Il est bien connu qu’un employeur détient de vastes pouvoirs de gérance et de contrôle sur ses salariés dans un but de saine gestion de l’entreprise. Un employeur peut ainsi adopter et appliquer des règlements d’entreprise pour encadrer la prestation de travail des salariés. Dans certaines circonstances, un employeur peut même adopter un règlement visant le contrôle de l’apparence physique de ses employés. Ce pouvoir est néanmoins balisé par la loi et par le contrat de travail. Cependant, quelles sont les balises prévues par la loi à cet égard ? Une sentence arbitrale a récemment fait le point sur cette question.
Dans l’affaire Commission scolaire des Samares1, le règlement adopté par l’employeur, la Commission scolaire, visait tous les enseignants qui avaient pour responsabilité de former de futurs professionnels de la santé, principalement des infirmiers et des préposés aux bénéficiaires. Le règlement prévoyait notamment ceci :
- exigence d’avoir une bonne hygiène corporelle; interdiction de porter un couvre-chef (chapeau);
- exigence d’avoir les cheveux de couleur naturelle (interdiction de teinture);
- exigence d’avoir les ongles courts, propres et sans vernis (interdiction d’ongles artificiels);
- exigence de porter des chaussures fermées et sécuritaires (talons bas, semelles antidérapantes et silencieuses);
- interdiction de porter des jeans, des pantalons courts (shorts), des minijupes et des chandails type camisole;
- les anneaux, pendentifs ou autres bijoux doivent être sobres, solidement fixés et couverts;
- les cheveux longs doivent être attachés;?la barbe doit être couverte en certaines circonstances.

· · · ·

— Tâches à réaliser —
**1)** Dans l'extrait sur le règlement d'apparence des enseignants, quels vêtements le point de la liste commençant par « interdiction de porter des jeans » interdit-il ? Nommez-les tous.
**2)** Comment traduire en anglais la phrase « Ce pouvoir est néanmoins balisé par la loi et par le contrat de travail. », tirée de l'extrait sur le règlement d'apparence des enseignants ?
**3)** Poursuivez l'extrait sur le règlement d'apparence des enseignants à partir du point où il s'arrête.
Les lignes qui suivent ne servent à rien dans cet exercice.

— Données fournies —
· · · ·

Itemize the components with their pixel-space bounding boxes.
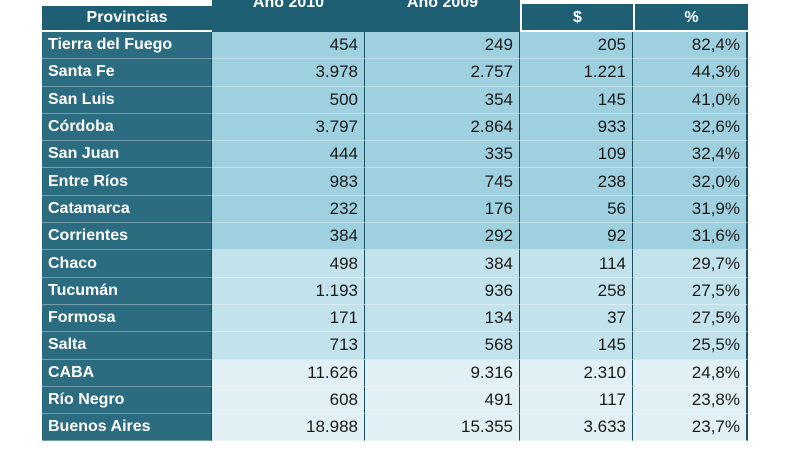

· · · ·

— Réponses attendues —
**1)** Les jeans, les pantalons courts (shorts), les minijupes et les chandails type camisole.

**2)** This power is nevertheless limited by law and by the employment contract.

**3)**
Essentiellement, l’employeur avait adopté ce règlement de façon à s’assurer que ses enseignants donnent « le bon exemple »?à leurs étudiants, lesquels seraient éventuellement obligés de respecter des règles similaires dans le cadre de leur travail en tant que professionnel de la santé.
Le tribunal d’arbitrage devait se prononcer sur la légalité de ce règlement d’entreprise. Pour ce faire, le tribunal rappelle que diverses lois encadrent les libertés individuelles des salariés.?En premier lieu, la Charte des droits et libertés de la personne2 prévoit notamment le droit de toute personne à la liberté d’expression, au respect de sa vie privée, ainsi qu’à des conditions de travail justes et raisonnables. Pour sa part, le Code civil du Québec3 prévoit que toute personne est titulaire de droits de la personnalité, tels le droit à l’inviolabilité, à l’intégrité et au respect de sa vie privée.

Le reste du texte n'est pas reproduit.